_Information supplied_.
** begin **
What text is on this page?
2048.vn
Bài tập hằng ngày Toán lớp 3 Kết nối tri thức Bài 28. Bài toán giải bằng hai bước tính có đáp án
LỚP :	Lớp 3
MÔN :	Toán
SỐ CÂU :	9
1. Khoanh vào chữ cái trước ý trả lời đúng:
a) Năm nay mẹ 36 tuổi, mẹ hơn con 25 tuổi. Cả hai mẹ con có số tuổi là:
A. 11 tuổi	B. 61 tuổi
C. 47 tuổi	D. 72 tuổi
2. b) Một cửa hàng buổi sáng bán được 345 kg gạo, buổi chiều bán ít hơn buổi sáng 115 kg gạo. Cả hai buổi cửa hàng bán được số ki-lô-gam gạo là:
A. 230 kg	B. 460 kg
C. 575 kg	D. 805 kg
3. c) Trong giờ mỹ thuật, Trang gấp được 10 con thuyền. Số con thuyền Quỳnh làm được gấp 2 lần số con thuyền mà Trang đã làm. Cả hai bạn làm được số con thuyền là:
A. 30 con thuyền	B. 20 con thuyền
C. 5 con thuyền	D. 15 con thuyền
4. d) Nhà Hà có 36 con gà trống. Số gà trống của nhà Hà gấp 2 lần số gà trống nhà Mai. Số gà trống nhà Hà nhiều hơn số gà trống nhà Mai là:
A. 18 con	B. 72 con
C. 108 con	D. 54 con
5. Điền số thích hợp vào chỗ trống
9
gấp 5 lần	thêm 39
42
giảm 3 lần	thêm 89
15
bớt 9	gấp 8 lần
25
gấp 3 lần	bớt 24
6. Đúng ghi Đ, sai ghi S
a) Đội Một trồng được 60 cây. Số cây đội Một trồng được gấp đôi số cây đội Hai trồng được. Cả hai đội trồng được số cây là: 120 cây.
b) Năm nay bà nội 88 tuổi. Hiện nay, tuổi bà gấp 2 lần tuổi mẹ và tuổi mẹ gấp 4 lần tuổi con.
** end **
_Goal_. Make a list of all lines in the data that contain "thuyền".

_Task output_.
3. c) Trong giờ mỹ thuật, Trang gấp được 10 con thuyền. Số con thuyền Quỳnh làm được gấp 2 lần số con thuyền mà Trang đã làm. Cả hai bạn làm được số con thuyền là:
A. 30 con thuyền	B. 20 con thuyền
C. 5 con thuyền	D. 15 con thuyền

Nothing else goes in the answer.